## Work to complete
Every line holding the word "from" counts once. Give the total, nothing more.

-- BEGIN Rows --

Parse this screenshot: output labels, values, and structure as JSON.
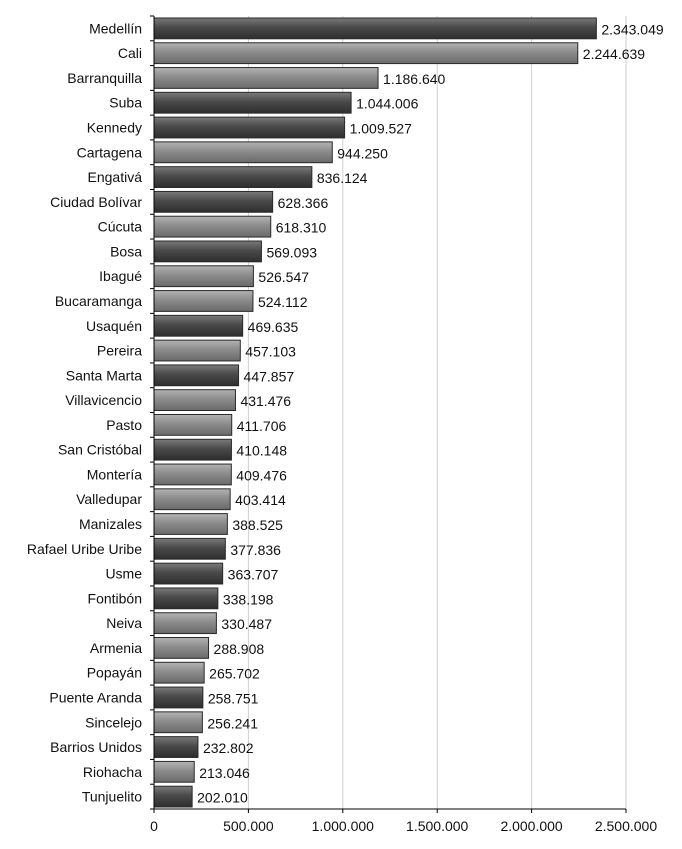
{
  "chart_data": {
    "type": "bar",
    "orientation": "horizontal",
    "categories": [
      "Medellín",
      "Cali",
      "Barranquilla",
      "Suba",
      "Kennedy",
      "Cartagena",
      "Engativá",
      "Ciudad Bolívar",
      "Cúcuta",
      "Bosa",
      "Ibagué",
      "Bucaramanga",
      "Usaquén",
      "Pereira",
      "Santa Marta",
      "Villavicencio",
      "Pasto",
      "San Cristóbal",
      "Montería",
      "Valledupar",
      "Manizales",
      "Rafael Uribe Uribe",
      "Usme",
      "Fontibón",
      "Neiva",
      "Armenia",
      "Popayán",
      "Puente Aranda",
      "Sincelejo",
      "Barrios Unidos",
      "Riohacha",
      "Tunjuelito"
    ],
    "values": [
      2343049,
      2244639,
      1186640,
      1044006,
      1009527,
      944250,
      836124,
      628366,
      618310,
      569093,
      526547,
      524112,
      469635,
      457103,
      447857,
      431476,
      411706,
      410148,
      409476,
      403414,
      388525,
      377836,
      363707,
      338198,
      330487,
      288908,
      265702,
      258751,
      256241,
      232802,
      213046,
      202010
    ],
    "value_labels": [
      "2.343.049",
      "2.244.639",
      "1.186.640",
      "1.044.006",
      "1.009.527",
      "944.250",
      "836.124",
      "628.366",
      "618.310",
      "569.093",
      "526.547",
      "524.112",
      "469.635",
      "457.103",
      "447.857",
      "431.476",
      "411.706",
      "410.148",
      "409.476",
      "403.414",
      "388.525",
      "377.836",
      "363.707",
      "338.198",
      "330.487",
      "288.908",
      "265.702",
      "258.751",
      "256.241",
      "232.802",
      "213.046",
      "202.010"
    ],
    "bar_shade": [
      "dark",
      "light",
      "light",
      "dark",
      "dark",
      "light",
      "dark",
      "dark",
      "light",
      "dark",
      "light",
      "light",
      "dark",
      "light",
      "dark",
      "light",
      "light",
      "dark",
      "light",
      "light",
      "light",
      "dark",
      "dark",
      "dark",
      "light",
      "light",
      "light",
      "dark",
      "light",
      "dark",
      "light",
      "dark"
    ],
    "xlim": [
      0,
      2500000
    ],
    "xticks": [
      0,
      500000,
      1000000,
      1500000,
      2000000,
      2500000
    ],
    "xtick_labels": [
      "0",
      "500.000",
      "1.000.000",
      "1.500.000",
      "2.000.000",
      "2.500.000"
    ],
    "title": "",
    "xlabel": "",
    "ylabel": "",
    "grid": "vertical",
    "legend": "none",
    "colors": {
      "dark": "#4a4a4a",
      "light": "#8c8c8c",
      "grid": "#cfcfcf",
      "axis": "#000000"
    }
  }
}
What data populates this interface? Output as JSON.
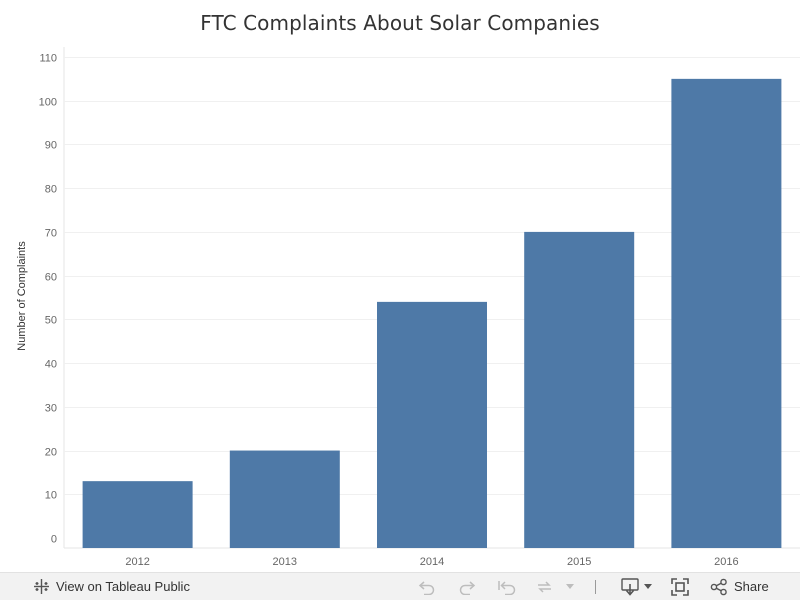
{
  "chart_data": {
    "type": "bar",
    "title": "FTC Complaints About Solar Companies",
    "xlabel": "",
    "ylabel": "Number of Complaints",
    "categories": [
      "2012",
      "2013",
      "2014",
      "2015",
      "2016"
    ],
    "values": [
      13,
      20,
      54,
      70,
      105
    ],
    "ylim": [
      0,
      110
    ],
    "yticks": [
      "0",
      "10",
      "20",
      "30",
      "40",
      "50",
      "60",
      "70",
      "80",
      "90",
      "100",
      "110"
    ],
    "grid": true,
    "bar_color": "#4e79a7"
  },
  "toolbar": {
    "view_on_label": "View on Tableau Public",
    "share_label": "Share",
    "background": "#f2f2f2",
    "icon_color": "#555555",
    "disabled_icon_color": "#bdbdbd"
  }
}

-- END Rows --
-- BEGIN Rows --

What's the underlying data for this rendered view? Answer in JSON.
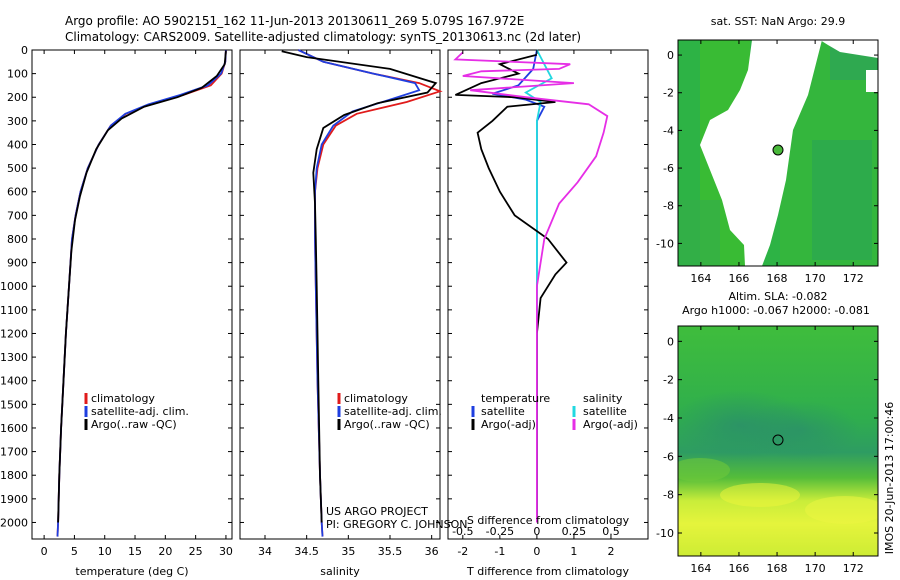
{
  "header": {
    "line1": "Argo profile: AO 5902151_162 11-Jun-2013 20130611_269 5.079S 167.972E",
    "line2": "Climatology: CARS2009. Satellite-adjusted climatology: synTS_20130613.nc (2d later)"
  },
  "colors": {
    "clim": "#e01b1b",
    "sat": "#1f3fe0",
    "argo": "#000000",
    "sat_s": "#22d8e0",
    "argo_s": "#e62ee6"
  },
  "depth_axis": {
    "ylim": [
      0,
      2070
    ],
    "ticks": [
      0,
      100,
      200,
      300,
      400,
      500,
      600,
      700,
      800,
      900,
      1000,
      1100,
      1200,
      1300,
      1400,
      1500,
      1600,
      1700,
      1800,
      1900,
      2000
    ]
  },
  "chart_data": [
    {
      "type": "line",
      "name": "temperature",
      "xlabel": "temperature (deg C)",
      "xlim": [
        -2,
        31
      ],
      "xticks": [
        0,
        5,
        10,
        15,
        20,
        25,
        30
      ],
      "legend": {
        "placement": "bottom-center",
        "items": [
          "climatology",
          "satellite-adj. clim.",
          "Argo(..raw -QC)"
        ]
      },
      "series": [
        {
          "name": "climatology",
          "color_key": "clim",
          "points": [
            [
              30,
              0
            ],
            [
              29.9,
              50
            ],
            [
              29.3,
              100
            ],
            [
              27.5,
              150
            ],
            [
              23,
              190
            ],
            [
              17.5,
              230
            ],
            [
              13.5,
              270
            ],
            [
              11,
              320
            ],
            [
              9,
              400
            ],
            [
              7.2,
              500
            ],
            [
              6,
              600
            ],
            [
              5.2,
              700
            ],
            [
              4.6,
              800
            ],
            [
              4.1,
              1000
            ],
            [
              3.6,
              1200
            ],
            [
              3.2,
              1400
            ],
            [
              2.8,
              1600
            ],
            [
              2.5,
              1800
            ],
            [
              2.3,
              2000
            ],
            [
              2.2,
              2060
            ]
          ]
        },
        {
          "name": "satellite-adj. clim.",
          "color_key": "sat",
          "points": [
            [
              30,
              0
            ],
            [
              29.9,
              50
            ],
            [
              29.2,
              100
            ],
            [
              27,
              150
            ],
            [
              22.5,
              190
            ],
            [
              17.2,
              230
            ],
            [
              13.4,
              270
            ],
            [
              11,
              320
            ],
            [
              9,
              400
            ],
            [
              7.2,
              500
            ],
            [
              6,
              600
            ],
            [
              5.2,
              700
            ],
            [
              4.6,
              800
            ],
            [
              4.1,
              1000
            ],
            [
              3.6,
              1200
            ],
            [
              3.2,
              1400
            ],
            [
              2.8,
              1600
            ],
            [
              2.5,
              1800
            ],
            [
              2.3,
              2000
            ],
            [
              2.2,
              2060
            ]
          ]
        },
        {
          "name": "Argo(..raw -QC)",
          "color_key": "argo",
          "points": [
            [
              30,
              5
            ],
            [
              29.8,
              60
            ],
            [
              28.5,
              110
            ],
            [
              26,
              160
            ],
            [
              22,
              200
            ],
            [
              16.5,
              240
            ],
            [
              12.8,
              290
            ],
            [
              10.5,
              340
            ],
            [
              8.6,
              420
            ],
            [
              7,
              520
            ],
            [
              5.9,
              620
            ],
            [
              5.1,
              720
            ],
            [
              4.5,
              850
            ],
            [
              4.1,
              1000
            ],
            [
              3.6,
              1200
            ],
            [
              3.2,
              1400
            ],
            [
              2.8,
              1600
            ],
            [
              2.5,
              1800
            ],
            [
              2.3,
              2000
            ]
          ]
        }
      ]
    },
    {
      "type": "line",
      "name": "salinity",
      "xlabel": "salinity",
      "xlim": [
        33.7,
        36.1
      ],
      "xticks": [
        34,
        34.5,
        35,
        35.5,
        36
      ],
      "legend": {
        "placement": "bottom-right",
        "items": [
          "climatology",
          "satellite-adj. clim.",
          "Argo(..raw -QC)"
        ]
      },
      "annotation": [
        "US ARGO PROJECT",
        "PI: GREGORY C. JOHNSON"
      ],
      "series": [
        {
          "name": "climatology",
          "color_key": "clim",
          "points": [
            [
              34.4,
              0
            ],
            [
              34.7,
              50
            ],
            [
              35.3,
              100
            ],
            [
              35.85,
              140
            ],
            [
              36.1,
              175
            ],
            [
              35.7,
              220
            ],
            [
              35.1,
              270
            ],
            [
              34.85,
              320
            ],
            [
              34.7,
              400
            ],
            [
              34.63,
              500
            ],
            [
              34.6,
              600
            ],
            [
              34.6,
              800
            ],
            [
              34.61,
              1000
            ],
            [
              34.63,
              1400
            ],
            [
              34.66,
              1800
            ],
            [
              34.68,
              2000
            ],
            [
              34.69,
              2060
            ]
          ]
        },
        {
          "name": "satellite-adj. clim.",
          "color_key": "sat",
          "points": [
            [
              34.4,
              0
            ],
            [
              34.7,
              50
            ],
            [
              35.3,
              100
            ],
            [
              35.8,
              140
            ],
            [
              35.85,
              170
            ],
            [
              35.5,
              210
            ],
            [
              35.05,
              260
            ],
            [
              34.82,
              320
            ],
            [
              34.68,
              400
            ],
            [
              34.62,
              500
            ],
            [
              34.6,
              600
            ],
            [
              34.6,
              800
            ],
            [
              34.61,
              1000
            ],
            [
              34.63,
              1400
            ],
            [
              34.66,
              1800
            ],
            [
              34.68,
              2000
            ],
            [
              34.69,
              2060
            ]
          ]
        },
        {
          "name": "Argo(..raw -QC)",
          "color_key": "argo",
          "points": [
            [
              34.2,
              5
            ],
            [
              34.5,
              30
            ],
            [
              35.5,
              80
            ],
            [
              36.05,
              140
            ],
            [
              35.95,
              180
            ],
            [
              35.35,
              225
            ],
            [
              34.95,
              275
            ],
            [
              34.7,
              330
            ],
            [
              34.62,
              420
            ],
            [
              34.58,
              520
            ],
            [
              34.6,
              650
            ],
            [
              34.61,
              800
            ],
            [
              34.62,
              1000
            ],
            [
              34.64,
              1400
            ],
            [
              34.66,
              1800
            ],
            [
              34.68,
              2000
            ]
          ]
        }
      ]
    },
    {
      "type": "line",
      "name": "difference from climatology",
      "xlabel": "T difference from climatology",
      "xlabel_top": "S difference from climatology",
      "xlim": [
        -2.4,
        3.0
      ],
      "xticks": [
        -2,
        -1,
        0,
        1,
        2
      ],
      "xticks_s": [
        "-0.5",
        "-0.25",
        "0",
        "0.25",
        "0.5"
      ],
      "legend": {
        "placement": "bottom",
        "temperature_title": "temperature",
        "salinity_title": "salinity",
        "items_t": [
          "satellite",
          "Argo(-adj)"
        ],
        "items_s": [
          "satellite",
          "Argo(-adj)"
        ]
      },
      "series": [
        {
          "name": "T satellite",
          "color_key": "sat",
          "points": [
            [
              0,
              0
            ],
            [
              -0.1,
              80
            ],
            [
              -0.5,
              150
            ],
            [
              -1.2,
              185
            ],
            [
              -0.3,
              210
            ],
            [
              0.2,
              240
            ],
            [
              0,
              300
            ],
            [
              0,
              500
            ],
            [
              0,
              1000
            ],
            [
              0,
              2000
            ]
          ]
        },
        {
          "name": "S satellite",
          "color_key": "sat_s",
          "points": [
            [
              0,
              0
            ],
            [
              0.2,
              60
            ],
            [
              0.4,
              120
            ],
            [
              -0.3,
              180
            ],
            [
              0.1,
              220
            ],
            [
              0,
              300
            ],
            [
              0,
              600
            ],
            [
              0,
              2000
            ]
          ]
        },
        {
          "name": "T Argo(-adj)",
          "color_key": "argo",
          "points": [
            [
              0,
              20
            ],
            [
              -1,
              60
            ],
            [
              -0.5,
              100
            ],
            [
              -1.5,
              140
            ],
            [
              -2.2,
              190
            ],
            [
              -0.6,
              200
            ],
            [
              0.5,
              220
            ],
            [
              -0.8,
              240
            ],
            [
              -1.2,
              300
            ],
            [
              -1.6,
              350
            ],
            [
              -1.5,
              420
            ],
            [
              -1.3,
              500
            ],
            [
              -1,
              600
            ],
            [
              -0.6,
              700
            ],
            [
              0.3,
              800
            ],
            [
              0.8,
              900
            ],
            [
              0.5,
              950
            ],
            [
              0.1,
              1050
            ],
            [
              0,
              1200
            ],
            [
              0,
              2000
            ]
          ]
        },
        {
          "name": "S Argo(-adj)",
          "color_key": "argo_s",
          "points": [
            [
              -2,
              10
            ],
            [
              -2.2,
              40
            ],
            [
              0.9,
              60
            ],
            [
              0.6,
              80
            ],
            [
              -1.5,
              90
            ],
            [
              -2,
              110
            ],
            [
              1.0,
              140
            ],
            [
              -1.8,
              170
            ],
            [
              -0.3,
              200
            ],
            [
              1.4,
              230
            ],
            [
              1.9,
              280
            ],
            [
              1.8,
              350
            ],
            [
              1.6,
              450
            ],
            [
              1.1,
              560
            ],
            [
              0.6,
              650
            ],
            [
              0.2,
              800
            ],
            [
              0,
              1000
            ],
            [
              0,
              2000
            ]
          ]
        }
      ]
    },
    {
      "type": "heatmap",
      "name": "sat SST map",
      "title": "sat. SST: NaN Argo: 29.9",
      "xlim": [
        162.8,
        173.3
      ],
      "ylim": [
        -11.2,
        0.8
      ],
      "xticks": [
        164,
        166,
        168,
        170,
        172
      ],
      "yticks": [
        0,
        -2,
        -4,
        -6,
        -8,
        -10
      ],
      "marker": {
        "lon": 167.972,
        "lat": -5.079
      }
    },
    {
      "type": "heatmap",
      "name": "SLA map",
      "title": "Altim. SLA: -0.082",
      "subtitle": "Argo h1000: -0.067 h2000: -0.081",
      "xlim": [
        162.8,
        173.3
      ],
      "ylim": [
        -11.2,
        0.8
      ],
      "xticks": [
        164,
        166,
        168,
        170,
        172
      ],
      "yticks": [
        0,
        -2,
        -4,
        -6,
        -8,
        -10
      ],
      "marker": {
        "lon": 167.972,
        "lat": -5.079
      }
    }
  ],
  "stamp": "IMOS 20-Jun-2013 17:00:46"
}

-- END Rows --

## The output
3